Stated exercise — From the entries that follow, extract each line holding the string "this".
——————
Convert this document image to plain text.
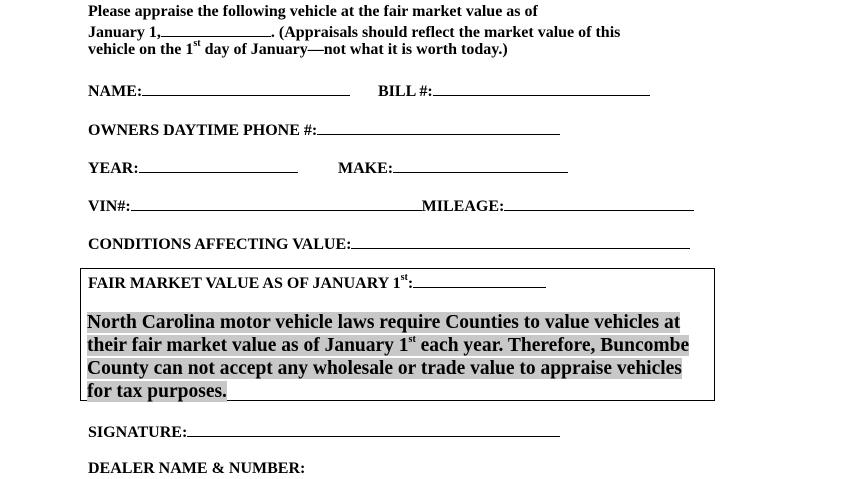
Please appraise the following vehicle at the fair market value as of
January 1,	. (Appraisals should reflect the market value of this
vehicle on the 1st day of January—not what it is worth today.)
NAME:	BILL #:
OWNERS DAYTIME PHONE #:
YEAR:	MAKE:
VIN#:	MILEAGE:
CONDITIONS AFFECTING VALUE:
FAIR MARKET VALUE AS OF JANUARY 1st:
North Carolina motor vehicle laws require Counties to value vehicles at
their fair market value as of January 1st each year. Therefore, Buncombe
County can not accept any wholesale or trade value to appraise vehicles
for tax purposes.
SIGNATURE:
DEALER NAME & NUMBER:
——————
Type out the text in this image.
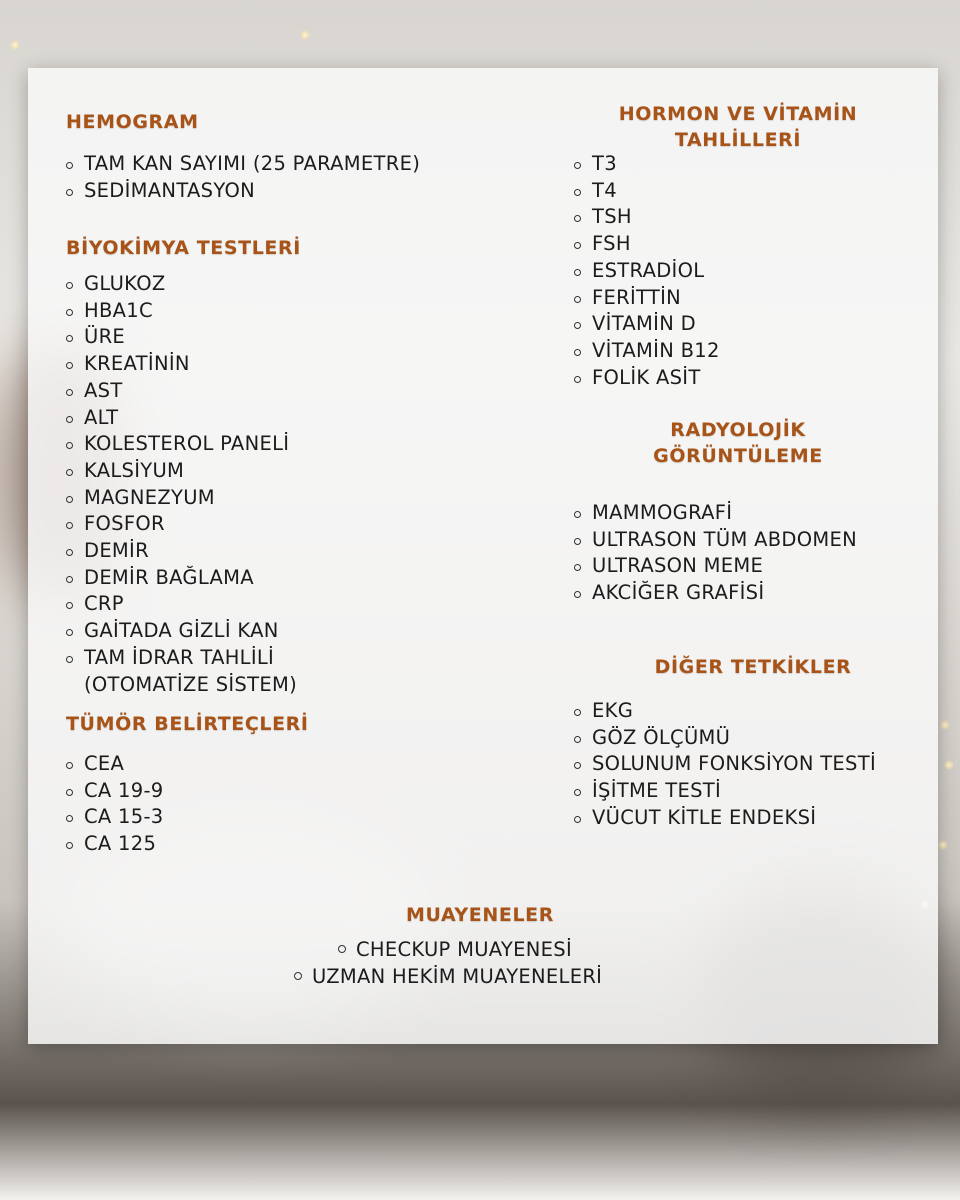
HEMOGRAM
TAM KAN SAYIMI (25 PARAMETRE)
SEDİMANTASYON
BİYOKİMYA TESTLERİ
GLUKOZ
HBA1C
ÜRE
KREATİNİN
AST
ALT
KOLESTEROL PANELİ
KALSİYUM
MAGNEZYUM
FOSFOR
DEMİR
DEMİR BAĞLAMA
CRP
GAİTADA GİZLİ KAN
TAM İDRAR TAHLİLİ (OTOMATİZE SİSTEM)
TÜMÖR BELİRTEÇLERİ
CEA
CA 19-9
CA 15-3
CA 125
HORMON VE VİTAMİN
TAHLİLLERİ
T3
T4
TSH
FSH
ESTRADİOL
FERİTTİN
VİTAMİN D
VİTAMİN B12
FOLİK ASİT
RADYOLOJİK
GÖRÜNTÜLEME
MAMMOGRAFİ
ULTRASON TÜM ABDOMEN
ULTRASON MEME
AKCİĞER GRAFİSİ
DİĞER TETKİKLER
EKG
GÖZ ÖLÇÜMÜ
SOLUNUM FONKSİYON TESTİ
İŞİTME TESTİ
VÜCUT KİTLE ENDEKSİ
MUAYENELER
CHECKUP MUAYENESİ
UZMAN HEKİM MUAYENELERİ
——————
Exercise response —
Convert this document image to plain text.
January 1,	. (Appraisals should reflect the market value of this
Type out the text in this image.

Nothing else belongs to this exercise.